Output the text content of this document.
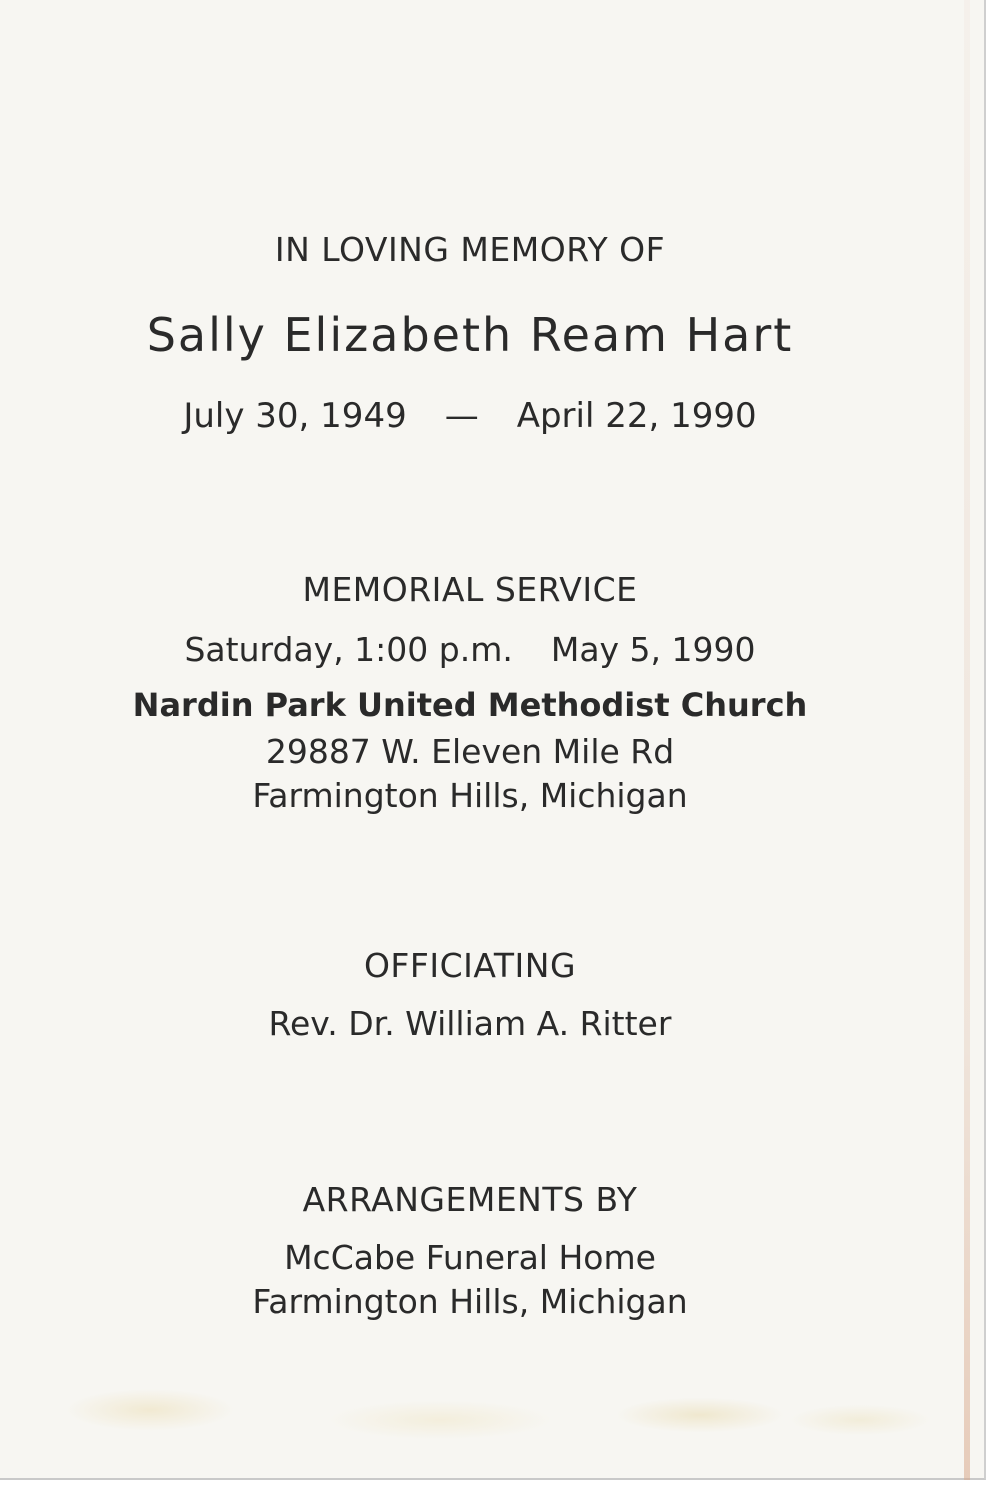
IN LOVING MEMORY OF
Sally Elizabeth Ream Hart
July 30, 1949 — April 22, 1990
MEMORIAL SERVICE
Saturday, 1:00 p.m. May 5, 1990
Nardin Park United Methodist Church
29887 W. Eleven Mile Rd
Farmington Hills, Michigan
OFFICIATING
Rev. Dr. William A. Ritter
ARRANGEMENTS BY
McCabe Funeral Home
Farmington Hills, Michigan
...
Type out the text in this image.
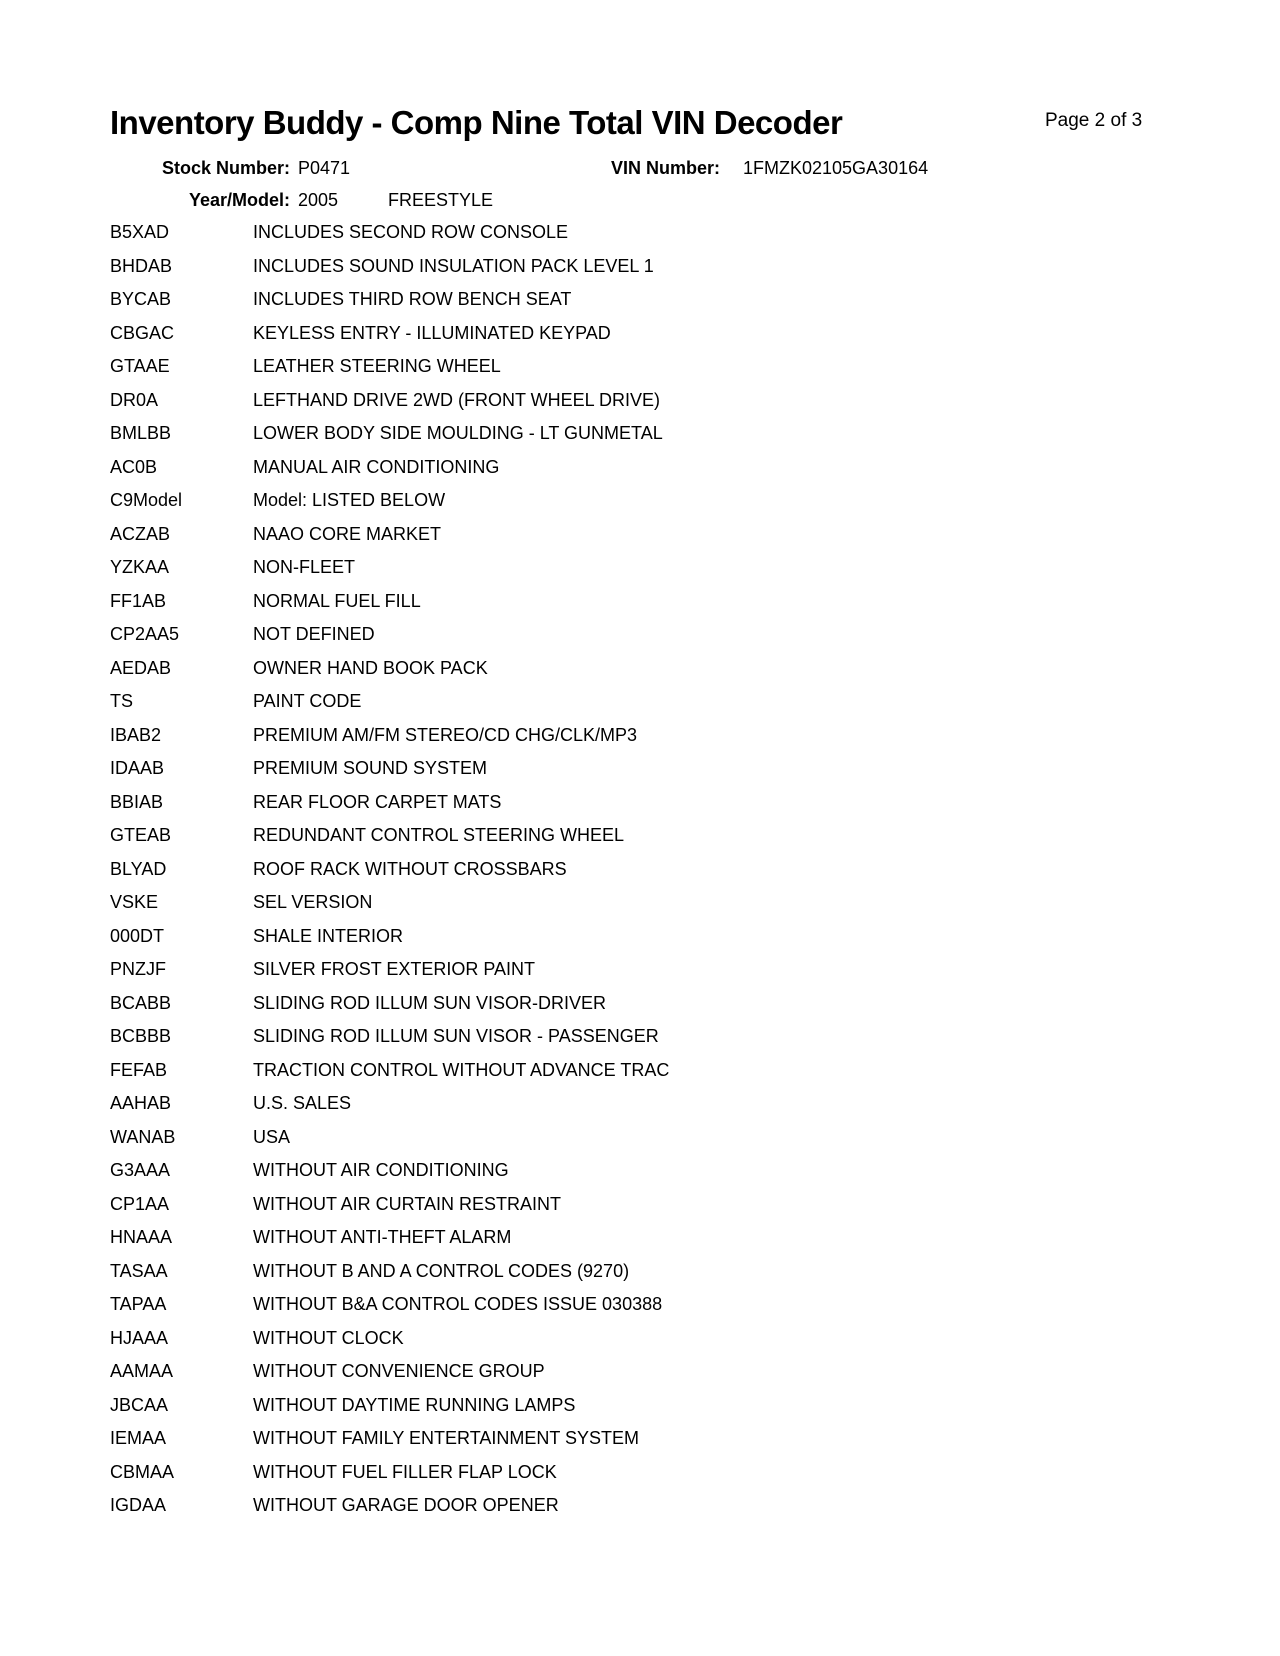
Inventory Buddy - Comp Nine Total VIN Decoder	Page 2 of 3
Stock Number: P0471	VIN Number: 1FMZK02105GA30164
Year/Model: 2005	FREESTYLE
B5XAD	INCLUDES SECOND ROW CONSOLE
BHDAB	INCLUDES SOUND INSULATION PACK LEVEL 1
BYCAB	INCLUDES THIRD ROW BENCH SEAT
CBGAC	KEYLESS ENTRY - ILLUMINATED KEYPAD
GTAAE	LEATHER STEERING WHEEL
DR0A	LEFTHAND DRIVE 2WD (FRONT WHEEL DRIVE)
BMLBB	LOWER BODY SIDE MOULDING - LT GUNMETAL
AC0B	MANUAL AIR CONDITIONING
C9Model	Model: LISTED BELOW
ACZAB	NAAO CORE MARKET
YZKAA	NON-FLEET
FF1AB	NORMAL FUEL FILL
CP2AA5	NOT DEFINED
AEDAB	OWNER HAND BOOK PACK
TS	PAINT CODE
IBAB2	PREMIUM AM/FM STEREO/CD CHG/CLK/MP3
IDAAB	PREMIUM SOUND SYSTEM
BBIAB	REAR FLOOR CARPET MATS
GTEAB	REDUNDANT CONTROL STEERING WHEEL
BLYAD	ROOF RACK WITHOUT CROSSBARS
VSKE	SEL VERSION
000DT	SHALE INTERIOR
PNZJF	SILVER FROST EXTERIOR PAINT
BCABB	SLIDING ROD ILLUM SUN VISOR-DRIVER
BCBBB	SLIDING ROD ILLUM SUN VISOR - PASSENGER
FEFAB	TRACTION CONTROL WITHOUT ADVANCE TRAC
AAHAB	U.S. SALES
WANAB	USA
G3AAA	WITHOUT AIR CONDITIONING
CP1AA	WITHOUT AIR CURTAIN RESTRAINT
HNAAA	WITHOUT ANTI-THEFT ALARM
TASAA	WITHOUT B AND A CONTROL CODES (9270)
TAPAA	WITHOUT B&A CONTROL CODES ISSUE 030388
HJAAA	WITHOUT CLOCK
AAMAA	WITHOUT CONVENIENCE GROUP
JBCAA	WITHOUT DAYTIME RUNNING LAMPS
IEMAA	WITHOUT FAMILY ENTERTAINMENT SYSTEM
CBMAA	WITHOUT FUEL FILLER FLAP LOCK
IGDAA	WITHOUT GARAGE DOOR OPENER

● THE EXERCISE
Report how many lines of the data hold the string "VISOR"; give only the number.

● OUTPUT BELOW
2